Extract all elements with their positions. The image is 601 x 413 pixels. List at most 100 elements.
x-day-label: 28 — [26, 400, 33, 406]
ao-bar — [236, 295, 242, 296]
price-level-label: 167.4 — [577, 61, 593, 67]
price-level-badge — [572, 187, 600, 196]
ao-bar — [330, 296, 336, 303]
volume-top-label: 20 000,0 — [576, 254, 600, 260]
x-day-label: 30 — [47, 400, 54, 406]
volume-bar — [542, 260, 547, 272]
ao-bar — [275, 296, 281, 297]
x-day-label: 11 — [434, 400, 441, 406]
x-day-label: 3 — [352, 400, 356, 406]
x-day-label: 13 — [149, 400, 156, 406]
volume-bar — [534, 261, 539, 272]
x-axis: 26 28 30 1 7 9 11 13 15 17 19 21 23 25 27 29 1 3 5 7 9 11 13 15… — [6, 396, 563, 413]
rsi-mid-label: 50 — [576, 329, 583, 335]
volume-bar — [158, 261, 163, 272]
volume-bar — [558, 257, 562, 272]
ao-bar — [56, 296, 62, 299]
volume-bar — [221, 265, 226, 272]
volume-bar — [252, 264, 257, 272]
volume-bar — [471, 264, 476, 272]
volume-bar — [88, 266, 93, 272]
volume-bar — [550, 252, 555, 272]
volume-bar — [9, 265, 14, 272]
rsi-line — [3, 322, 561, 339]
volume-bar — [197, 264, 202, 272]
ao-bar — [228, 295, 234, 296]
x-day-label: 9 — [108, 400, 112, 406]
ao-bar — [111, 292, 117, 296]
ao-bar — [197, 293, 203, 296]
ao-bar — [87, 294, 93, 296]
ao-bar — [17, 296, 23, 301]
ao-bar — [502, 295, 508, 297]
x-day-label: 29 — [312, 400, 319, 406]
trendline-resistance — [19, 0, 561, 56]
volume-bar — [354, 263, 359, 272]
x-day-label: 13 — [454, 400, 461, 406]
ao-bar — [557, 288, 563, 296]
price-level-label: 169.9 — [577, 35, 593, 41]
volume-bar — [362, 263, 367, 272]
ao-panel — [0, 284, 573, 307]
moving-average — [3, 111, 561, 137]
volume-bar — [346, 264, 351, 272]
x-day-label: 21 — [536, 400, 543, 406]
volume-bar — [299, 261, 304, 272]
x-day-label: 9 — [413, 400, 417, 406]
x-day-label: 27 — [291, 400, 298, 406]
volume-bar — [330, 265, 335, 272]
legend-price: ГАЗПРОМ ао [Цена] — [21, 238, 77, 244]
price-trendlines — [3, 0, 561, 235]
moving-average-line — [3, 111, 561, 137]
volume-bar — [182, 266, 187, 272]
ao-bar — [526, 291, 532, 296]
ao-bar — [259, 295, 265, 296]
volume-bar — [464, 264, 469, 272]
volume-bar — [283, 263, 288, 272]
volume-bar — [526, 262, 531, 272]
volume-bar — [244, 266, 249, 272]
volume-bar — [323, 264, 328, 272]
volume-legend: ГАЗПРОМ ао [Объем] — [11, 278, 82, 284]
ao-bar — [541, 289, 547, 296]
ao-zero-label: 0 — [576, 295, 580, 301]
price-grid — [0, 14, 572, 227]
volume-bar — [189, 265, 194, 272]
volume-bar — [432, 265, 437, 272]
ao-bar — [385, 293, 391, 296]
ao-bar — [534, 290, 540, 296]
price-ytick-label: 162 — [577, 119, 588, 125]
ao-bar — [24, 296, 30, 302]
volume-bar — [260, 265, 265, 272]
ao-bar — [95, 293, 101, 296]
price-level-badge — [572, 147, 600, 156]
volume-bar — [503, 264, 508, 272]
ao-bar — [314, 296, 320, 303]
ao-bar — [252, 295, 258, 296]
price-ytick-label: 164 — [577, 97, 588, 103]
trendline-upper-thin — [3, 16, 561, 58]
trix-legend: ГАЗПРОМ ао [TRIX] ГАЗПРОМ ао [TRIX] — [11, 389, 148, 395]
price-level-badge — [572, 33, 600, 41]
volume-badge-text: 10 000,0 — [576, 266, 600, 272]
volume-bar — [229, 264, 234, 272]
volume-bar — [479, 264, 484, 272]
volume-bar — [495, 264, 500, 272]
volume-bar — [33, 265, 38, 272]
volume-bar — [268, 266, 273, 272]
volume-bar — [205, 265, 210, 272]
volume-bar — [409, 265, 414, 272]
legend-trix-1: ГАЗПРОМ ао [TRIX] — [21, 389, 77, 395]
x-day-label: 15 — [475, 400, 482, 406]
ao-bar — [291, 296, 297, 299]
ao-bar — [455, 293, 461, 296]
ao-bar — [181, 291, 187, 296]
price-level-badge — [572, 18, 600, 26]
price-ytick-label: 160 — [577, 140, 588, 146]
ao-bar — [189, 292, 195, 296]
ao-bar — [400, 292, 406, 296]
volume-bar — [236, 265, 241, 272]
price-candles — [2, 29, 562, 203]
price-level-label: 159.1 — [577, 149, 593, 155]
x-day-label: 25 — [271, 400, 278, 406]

^^^^

TASK
Count the lines of the data above that contain the string "ytick", matching case exactly, and give only the number.

WRITTEN ANSWER
3